Scan the lines below for the word "Minimum". Copy each line you find it in.

(Data for the task)
--

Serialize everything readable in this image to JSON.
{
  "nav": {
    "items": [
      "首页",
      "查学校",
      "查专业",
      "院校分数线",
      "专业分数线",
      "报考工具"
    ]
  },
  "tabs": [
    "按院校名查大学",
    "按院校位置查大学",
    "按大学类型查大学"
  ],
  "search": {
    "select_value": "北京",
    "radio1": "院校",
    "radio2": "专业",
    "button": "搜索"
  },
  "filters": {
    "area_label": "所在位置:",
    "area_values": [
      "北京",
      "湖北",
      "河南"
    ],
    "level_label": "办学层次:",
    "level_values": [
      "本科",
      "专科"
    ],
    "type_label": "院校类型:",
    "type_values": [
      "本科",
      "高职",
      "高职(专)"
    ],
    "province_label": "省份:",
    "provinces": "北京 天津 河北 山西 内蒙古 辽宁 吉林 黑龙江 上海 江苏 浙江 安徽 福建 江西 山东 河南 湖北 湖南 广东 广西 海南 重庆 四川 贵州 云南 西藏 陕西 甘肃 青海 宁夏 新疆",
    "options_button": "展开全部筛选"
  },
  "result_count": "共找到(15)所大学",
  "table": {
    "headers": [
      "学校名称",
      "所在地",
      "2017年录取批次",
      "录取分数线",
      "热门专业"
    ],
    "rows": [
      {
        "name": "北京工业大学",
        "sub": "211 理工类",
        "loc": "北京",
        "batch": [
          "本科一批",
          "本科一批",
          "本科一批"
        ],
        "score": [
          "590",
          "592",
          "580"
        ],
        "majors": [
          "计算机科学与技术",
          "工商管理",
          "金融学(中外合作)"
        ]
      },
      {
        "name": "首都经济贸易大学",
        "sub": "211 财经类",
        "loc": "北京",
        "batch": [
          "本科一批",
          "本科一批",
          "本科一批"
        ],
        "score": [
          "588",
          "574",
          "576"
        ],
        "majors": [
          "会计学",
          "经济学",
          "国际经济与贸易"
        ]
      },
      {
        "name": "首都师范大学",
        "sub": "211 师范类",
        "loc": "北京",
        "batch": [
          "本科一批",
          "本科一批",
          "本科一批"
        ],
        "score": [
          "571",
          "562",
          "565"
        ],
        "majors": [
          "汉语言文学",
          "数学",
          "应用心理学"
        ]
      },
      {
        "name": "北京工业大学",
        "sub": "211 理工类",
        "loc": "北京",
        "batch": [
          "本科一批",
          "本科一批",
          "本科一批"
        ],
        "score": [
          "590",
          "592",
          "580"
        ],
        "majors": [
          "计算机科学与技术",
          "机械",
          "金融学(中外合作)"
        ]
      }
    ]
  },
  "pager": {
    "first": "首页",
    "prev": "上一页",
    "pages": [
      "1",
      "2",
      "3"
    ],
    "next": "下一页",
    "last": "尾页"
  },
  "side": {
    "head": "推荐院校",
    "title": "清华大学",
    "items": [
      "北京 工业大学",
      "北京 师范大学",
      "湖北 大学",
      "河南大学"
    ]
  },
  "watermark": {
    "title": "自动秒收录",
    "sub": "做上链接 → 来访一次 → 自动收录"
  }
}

--

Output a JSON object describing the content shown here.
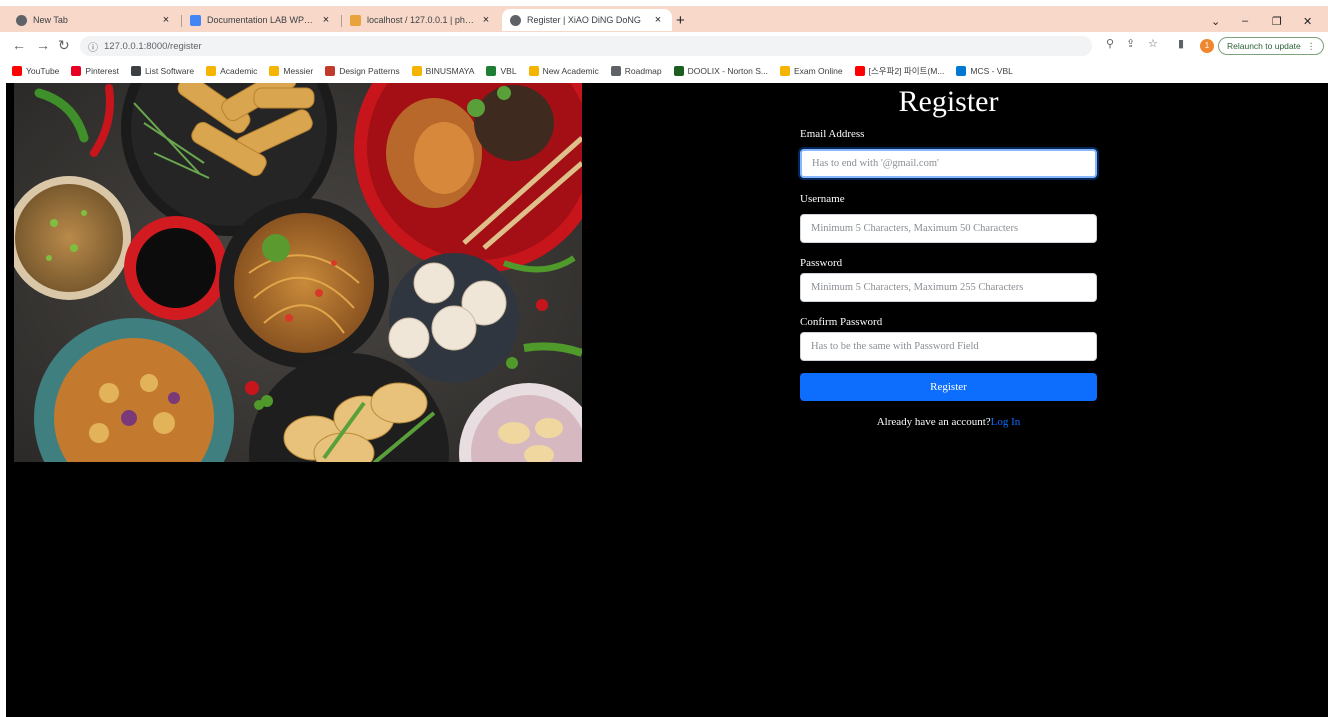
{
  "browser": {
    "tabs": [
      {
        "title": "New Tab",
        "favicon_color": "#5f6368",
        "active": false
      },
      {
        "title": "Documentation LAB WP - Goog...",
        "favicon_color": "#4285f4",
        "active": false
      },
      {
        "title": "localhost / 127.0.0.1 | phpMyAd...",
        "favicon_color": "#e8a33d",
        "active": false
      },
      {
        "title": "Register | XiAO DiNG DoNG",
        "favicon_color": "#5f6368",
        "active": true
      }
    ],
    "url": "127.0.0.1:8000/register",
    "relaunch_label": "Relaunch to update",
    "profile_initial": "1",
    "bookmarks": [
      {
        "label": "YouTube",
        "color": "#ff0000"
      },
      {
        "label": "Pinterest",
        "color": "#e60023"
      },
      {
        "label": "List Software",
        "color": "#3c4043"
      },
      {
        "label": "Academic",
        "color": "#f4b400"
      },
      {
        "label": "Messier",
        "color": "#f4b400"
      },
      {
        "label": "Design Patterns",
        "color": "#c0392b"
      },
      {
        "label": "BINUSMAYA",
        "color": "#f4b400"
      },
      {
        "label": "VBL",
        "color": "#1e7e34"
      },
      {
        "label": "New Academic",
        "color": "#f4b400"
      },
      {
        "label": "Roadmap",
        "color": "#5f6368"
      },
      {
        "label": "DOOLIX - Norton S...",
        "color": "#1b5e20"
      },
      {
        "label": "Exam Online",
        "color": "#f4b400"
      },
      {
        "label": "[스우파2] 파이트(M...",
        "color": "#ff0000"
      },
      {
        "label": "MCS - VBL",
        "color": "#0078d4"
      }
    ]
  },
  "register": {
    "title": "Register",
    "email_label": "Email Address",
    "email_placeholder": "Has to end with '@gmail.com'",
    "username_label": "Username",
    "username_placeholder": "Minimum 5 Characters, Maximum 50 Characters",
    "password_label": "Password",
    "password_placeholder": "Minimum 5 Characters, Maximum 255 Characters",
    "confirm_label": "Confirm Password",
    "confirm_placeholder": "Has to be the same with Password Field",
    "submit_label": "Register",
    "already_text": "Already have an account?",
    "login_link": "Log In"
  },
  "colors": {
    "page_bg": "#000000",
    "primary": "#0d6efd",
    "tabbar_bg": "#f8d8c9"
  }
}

--

(Solution)
    "username_placeholder": "Minimum 5 Characters, Maximum 50 Characters",
    "password_placeholder": "Minimum 5 Characters, Maximum 255 Characters",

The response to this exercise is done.